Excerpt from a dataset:
══════

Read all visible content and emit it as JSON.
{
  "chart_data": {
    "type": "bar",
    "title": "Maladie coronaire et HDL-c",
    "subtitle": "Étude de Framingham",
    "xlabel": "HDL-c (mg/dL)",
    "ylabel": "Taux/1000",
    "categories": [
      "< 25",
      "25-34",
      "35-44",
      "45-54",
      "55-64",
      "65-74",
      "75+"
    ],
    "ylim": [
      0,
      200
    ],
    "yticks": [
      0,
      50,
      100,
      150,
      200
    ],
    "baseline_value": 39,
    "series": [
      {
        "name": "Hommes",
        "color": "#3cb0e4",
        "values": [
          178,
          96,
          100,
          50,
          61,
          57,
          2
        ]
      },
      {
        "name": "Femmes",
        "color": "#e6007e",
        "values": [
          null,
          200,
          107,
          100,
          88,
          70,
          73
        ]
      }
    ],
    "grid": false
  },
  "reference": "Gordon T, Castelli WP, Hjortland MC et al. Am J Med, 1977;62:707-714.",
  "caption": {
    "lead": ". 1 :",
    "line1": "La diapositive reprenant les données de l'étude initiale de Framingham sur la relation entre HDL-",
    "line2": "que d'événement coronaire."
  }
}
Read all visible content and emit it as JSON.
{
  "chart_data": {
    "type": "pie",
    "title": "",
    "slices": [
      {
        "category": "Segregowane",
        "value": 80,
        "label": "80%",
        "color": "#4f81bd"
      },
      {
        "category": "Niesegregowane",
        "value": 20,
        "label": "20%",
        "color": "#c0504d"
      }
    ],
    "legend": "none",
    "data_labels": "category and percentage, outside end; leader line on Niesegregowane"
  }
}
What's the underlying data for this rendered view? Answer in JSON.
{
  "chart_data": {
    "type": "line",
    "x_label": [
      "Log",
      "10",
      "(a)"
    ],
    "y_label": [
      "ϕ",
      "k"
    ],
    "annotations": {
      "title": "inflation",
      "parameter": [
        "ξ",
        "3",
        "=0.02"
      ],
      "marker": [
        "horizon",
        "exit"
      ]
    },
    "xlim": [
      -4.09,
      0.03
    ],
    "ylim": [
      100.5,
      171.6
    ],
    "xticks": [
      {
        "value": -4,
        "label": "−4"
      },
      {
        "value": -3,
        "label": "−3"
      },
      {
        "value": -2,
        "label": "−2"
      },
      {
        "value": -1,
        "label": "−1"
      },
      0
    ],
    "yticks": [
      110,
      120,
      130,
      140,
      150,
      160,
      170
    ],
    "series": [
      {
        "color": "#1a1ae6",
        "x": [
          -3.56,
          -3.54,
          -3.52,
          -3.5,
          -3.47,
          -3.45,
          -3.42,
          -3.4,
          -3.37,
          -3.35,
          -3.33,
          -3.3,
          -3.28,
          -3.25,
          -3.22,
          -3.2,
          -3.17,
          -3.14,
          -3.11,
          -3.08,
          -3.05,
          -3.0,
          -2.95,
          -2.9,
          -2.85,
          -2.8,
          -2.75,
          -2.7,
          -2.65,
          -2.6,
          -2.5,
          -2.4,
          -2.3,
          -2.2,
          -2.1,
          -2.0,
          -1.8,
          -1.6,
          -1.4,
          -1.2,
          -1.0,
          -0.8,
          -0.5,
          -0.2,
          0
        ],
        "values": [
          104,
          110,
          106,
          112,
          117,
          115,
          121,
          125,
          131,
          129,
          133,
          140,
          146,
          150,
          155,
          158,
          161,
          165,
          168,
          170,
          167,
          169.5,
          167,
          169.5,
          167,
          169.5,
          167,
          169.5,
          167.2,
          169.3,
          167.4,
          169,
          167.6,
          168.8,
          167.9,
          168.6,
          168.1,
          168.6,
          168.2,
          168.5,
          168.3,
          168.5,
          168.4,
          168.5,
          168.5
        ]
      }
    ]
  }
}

══════

Above are the records; copy every line in them that holds the word "color".

EXPECTED OUTPUT:
        "color": "#3cb0e4",
        "color": "#e6007e",
        "color": "#4f81bd"
        "color": "#c0504d"
        "color": "#1a1ae6",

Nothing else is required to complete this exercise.